- _REQUIREMENTS_: Report how many lines of the entries below contain the word "this", and nothing more.

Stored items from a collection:
# # # #
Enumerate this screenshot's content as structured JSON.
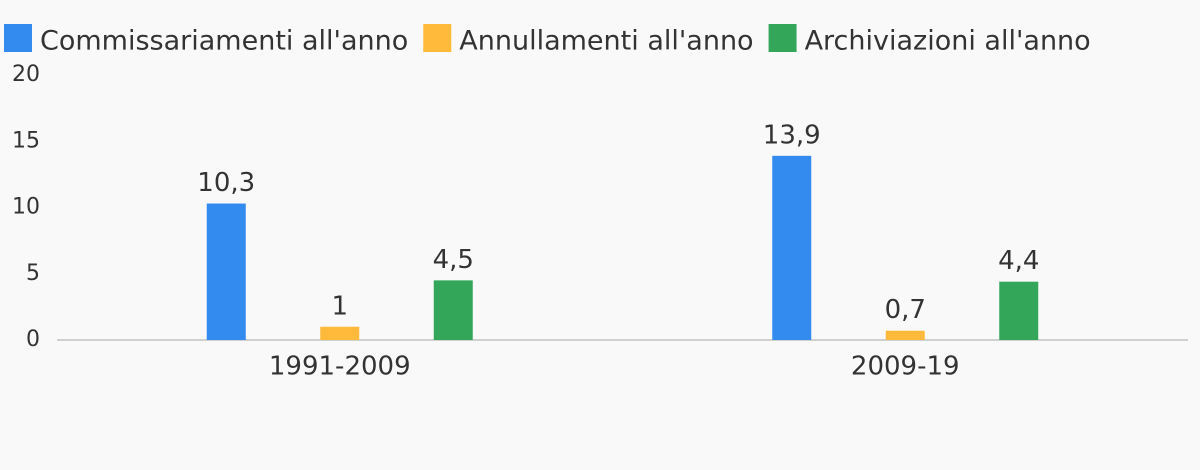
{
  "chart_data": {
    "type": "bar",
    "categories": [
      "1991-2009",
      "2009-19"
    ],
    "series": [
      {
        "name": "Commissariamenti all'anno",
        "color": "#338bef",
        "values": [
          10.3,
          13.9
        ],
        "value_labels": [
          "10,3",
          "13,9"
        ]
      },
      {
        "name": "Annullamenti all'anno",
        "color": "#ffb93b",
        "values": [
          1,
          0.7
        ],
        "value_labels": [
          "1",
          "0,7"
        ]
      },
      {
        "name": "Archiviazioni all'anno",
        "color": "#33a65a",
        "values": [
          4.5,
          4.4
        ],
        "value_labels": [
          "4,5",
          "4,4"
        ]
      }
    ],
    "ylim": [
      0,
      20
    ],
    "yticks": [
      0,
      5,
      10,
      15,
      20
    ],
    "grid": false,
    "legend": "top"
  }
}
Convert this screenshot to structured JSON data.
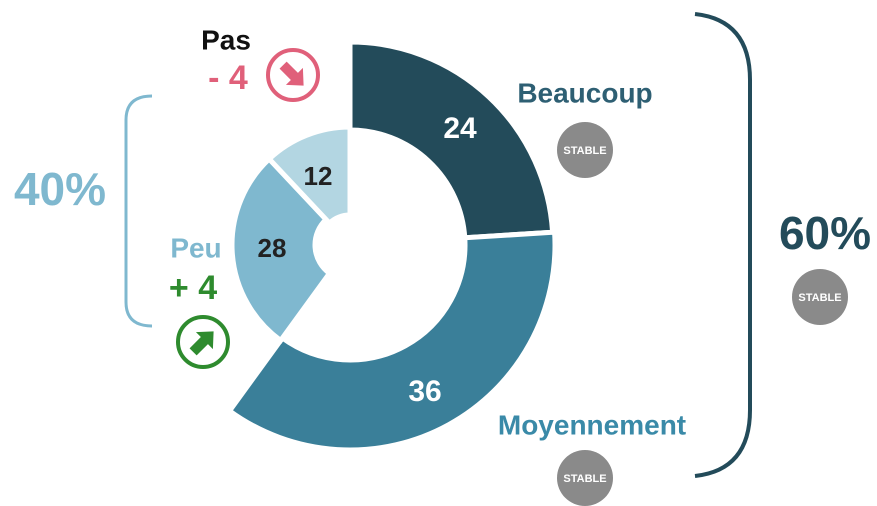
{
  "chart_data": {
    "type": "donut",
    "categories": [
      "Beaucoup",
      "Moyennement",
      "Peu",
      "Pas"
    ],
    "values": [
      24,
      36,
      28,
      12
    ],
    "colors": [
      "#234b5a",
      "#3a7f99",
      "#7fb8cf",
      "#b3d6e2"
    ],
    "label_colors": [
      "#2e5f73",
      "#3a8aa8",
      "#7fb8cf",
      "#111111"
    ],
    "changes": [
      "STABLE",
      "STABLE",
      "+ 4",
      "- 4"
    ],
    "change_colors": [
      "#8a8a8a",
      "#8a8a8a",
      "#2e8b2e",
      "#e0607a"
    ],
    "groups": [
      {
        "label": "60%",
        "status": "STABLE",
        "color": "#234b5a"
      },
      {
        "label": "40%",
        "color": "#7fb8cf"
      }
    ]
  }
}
# # # #
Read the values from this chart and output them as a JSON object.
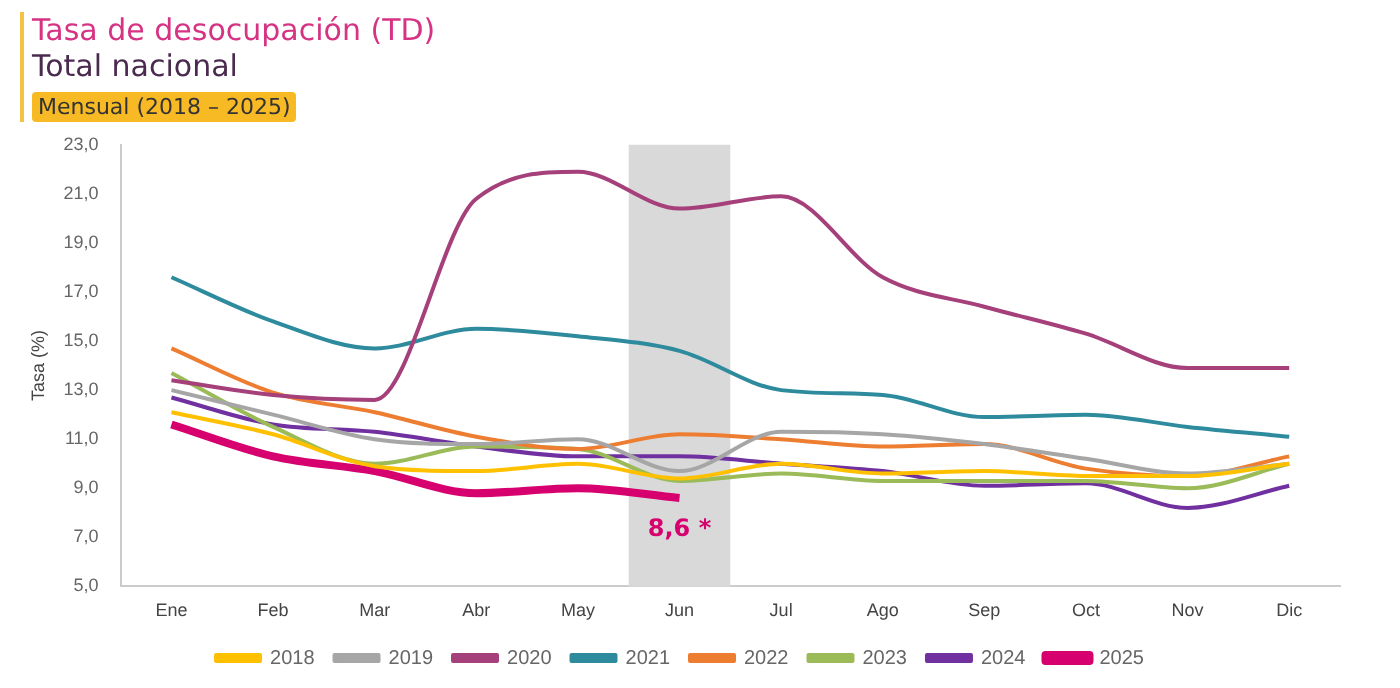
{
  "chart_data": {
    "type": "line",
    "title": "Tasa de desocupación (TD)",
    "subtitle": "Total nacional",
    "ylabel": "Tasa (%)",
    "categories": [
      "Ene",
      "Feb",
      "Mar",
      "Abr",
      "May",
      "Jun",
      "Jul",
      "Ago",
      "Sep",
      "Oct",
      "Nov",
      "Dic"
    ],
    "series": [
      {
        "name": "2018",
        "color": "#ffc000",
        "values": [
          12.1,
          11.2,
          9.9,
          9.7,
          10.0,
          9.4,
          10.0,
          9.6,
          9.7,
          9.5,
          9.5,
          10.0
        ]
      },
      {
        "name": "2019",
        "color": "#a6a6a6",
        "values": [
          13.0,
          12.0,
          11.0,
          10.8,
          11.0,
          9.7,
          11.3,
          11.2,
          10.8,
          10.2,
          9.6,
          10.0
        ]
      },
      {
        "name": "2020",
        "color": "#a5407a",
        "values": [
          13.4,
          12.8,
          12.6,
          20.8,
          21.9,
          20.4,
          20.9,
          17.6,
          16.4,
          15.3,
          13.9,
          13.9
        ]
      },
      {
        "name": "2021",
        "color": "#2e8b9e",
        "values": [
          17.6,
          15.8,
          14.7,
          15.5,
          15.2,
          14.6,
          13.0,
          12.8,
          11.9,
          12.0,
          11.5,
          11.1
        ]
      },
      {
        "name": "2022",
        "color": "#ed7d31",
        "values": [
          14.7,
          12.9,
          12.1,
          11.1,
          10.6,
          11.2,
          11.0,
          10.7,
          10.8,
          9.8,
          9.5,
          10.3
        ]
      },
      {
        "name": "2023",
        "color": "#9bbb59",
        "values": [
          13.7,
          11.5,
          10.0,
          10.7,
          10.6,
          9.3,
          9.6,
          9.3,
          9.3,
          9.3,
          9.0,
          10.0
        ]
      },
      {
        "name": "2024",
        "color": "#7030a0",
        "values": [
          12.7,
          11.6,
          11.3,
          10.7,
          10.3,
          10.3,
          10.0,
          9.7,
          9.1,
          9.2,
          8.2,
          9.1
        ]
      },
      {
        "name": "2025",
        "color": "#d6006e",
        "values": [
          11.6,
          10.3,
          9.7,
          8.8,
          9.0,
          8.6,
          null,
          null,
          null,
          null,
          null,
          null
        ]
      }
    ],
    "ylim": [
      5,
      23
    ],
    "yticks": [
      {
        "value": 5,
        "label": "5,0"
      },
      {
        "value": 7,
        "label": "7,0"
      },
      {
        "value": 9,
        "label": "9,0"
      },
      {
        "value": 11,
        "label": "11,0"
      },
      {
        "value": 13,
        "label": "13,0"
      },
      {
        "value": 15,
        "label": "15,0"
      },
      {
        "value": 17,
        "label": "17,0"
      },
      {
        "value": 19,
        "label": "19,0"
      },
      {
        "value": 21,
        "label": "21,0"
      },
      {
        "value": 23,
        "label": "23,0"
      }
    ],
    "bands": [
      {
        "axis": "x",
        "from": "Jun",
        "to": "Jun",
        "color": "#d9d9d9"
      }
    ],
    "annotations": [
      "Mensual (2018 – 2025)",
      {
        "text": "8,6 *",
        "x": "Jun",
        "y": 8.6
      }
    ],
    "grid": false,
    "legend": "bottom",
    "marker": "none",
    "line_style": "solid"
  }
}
# # # #
- _COMPLETED EXERCISE_: 3